> **THE INPUT**:
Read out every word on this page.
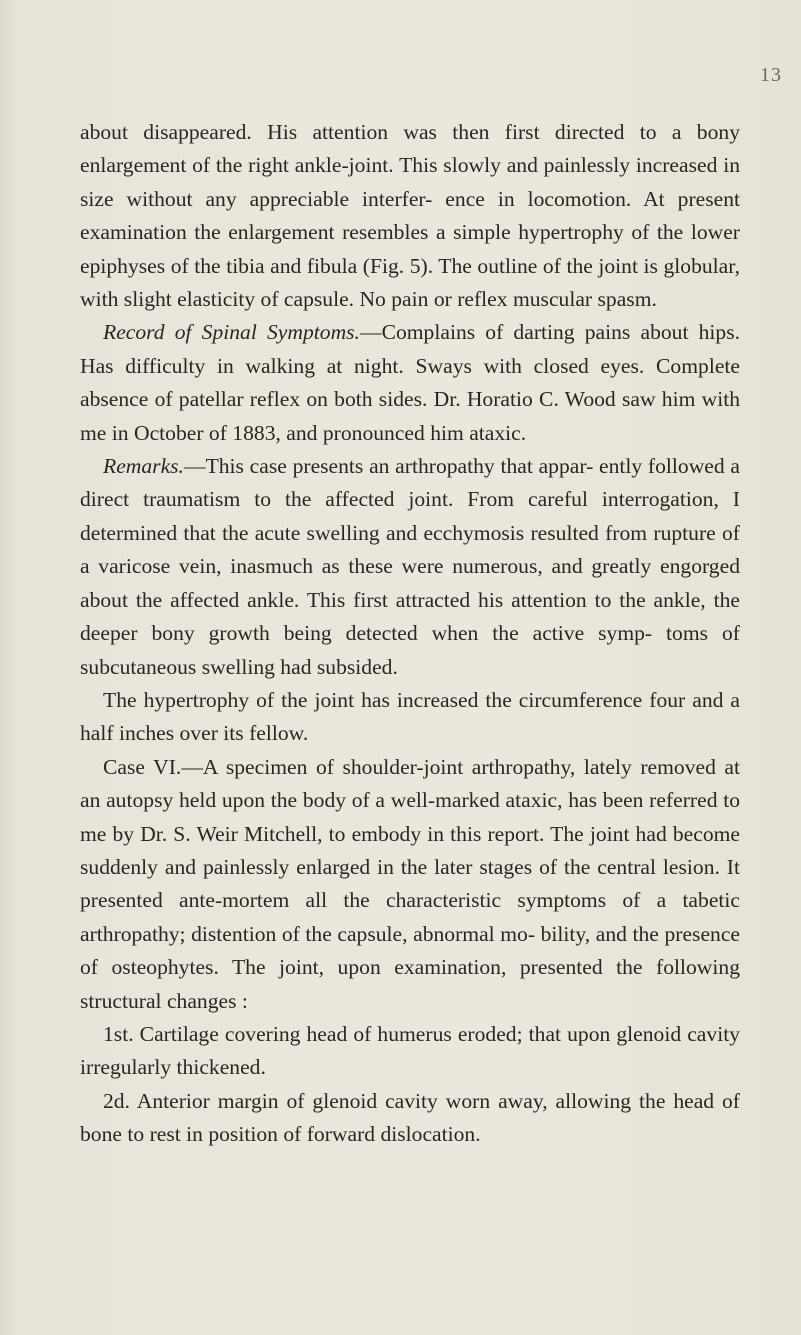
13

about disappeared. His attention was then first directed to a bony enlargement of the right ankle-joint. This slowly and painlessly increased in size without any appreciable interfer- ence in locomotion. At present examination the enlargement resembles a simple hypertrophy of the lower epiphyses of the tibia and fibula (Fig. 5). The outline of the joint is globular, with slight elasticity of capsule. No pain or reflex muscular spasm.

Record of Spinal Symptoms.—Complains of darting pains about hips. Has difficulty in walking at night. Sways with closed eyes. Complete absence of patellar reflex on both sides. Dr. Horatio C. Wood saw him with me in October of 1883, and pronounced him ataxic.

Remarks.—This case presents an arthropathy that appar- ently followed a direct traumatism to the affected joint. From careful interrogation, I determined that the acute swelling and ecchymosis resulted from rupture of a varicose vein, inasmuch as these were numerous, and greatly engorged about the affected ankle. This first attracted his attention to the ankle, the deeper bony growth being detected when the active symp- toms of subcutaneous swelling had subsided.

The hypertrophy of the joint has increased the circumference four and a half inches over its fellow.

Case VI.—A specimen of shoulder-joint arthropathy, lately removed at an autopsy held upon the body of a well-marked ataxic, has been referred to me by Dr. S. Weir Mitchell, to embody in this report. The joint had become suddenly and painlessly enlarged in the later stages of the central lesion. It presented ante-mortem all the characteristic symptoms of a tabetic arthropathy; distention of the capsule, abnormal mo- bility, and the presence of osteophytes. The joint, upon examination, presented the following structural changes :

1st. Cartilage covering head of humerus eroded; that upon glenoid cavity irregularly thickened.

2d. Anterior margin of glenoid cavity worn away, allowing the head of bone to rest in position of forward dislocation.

> **EXERCISE BRIEF**: Repeat the full listing above exactly, with no pictures in the copy.

> **EXERCISE ANSWER**:
Read out every word on this page.
13

about disappeared. His attention was then first directed to a bony enlargement of the right ankle-joint. This slowly and painlessly increased in size without any appreciable interfer- ence in locomotion. At present examination the enlargement resembles a simple hypertrophy of the lower epiphyses of the tibia and fibula (Fig. 5). The outline of the joint is globular, with slight elasticity of capsule. No pain or reflex muscular spasm.

Record of Spinal Symptoms.—Complains of darting pains about hips. Has difficulty in walking at night. Sways with closed eyes. Complete absence of patellar reflex on both sides. Dr. Horatio C. Wood saw him with me in October of 1883, and pronounced him ataxic.

Remarks.—This case presents an arthropathy that appar- ently followed a direct traumatism to the affected joint. From careful interrogation, I determined that the acute swelling and ecchymosis resulted from rupture of a varicose vein, inasmuch as these were numerous, and greatly engorged about the affected ankle. This first attracted his attention to the ankle, the deeper bony growth being detected when the active symp- toms of subcutaneous swelling had subsided.

The hypertrophy of the joint has increased the circumference four and a half inches over its fellow.

Case VI.—A specimen of shoulder-joint arthropathy, lately removed at an autopsy held upon the body of a well-marked ataxic, has been referred to me by Dr. S. Weir Mitchell, to embody in this report. The joint had become suddenly and painlessly enlarged in the later stages of the central lesion. It presented ante-mortem all the characteristic symptoms of a tabetic arthropathy; distention of the capsule, abnormal mo- bility, and the presence of osteophytes. The joint, upon examination, presented the following structural changes :

1st. Cartilage covering head of humerus eroded; that upon glenoid cavity irregularly thickened.

2d. Anterior margin of glenoid cavity worn away, allowing the head of bone to rest in position of forward dislocation.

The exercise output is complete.